Dataset records
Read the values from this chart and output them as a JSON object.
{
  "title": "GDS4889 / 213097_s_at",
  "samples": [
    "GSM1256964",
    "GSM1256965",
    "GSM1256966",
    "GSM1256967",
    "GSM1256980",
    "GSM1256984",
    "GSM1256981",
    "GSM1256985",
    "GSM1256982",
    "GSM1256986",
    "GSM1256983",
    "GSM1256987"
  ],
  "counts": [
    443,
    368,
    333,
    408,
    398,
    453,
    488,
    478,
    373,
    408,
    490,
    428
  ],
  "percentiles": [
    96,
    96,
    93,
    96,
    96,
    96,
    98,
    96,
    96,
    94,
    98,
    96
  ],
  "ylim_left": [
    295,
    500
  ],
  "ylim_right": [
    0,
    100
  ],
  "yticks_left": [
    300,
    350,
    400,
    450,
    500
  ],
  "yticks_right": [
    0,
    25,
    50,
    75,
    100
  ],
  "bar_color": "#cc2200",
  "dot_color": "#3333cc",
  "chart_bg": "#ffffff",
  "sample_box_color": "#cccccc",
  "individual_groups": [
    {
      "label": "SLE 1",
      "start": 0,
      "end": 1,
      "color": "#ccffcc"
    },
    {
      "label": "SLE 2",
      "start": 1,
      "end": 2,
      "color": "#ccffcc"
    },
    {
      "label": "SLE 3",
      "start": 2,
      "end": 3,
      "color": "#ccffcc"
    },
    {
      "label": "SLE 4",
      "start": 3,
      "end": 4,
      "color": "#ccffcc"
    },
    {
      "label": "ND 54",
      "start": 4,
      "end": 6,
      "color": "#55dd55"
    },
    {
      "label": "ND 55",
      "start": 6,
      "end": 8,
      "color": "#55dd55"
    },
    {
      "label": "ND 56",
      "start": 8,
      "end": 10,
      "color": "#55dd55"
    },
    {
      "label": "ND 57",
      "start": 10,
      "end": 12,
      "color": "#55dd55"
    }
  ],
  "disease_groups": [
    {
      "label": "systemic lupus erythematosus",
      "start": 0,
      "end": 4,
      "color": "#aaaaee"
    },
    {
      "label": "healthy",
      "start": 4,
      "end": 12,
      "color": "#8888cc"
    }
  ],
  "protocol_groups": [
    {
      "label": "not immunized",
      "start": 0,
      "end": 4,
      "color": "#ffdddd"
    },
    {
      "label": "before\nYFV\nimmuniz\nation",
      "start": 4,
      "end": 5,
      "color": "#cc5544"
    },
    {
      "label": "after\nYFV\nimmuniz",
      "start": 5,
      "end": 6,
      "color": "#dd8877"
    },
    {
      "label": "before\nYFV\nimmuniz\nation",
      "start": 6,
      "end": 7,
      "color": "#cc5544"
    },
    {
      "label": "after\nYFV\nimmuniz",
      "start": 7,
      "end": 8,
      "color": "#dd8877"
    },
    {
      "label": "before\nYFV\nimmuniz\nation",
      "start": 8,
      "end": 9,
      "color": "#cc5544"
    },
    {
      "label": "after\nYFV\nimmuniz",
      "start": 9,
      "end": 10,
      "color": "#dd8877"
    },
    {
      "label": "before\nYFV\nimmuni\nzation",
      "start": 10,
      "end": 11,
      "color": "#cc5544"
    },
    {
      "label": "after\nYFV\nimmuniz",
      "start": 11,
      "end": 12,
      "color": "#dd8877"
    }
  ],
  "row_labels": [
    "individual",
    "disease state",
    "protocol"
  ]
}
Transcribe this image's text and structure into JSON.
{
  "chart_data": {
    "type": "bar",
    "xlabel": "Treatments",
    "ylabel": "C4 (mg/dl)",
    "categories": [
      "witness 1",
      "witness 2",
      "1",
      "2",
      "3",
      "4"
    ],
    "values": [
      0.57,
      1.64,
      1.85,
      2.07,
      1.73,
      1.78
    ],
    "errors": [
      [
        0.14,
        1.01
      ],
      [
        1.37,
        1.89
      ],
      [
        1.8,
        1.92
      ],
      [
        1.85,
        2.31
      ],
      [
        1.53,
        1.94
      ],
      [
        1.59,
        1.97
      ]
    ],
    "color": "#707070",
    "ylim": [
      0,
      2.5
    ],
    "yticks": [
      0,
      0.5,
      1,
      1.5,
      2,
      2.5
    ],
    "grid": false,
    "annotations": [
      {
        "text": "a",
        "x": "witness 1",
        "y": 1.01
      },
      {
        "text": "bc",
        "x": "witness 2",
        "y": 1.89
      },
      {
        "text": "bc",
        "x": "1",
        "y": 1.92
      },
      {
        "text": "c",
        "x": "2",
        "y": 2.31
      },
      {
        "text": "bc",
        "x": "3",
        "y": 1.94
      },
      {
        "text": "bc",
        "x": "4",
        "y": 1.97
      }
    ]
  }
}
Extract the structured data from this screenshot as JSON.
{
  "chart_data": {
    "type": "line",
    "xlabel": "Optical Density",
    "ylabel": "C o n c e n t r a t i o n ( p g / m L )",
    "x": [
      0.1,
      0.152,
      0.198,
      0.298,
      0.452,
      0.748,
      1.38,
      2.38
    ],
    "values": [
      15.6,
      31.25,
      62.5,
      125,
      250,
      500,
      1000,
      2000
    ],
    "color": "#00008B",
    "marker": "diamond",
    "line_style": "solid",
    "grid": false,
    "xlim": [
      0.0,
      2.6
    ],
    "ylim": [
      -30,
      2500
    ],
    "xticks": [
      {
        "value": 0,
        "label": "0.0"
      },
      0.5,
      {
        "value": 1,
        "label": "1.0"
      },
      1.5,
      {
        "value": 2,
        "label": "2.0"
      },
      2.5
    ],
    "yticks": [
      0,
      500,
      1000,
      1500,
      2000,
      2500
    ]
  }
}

■ THE TASK ■
Gather each line of the listing containing the word "JSON" and show it.

■ IN RESPONSE ■
Read the values from this chart and output them as a JSON object.
Transcribe this image's text and structure into JSON.
Extract the structured data from this screenshot as JSON.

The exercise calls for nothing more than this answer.